Task requirements | Give all the lines below again, exactly, with no pictures.

Source material |
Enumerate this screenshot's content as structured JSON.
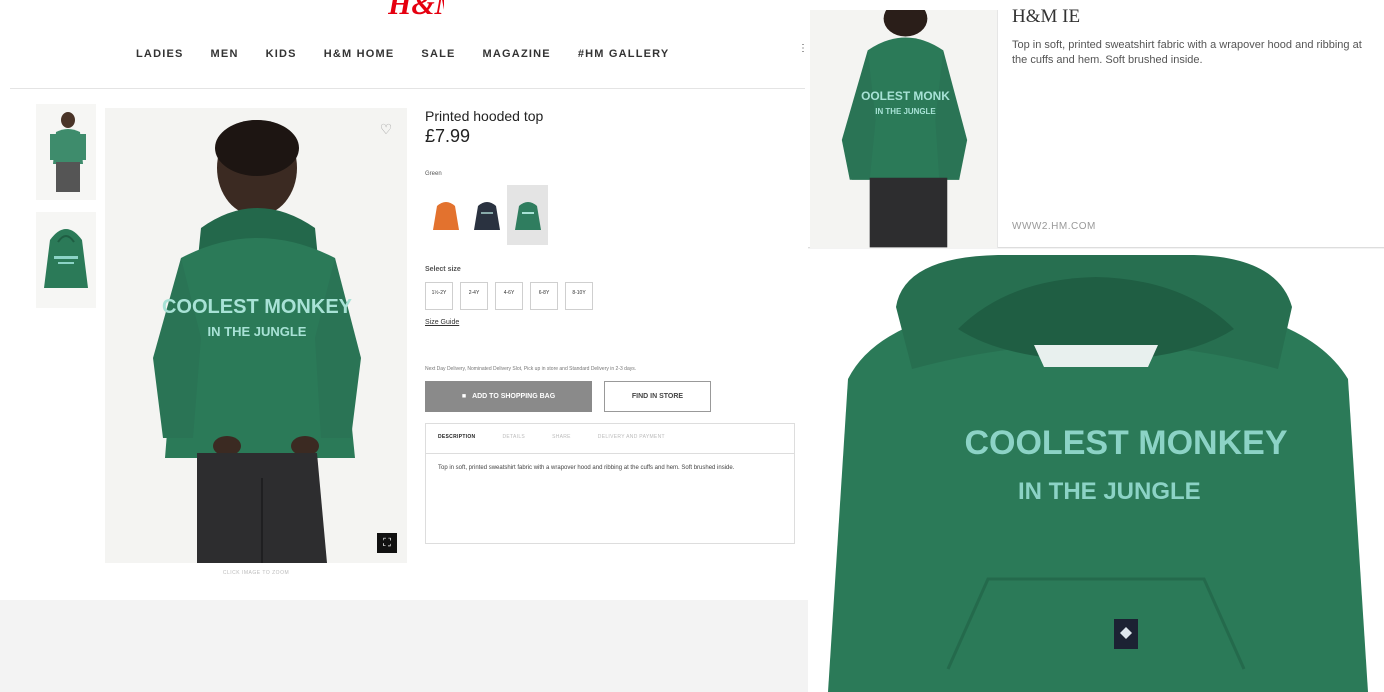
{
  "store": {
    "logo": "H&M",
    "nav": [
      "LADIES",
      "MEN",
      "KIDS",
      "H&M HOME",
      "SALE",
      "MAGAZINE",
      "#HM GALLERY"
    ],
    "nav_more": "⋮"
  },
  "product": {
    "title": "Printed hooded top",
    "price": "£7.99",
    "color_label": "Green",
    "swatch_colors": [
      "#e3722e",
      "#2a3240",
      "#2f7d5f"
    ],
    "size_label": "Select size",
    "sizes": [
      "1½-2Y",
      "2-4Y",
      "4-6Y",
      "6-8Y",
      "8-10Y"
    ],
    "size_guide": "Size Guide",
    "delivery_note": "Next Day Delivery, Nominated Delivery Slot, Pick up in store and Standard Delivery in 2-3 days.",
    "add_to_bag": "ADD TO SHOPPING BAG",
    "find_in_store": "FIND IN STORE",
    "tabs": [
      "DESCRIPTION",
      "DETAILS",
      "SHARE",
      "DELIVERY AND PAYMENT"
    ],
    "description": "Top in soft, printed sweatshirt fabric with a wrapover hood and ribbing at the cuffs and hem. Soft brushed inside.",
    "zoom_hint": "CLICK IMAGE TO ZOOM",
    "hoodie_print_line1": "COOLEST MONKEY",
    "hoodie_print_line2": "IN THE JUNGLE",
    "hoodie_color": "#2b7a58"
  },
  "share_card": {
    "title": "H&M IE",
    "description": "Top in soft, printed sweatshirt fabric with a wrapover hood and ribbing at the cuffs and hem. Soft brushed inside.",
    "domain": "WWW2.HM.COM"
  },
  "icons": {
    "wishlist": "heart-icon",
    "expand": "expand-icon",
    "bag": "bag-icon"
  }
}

Exercise result |
Enumerate this screenshot's content as structured JSON.
{
  "store": {
    "logo": "H&M",
    "nav": [
      "LADIES",
      "MEN",
      "KIDS",
      "H&M HOME",
      "SALE",
      "MAGAZINE",
      "#HM GALLERY"
    ],
    "nav_more": "⋮"
  },
  "product": {
    "title": "Printed hooded top",
    "price": "£7.99",
    "color_label": "Green",
    "swatch_colors": [
      "#e3722e",
      "#2a3240",
      "#2f7d5f"
    ],
    "size_label": "Select size",
    "sizes": [
      "1½-2Y",
      "2-4Y",
      "4-6Y",
      "6-8Y",
      "8-10Y"
    ],
    "size_guide": "Size Guide",
    "delivery_note": "Next Day Delivery, Nominated Delivery Slot, Pick up in store and Standard Delivery in 2-3 days.",
    "add_to_bag": "ADD TO SHOPPING BAG",
    "find_in_store": "FIND IN STORE",
    "tabs": [
      "DESCRIPTION",
      "DETAILS",
      "SHARE",
      "DELIVERY AND PAYMENT"
    ],
    "description": "Top in soft, printed sweatshirt fabric with a wrapover hood and ribbing at the cuffs and hem. Soft brushed inside.",
    "zoom_hint": "CLICK IMAGE TO ZOOM",
    "hoodie_print_line1": "COOLEST MONKEY",
    "hoodie_print_line2": "IN THE JUNGLE",
    "hoodie_color": "#2b7a58"
  },
  "share_card": {
    "title": "H&M IE",
    "description": "Top in soft, printed sweatshirt fabric with a wrapover hood and ribbing at the cuffs and hem. Soft brushed inside.",
    "domain": "WWW2.HM.COM"
  },
  "icons": {
    "wishlist": "heart-icon",
    "expand": "expand-icon",
    "bag": "bag-icon"
  }
}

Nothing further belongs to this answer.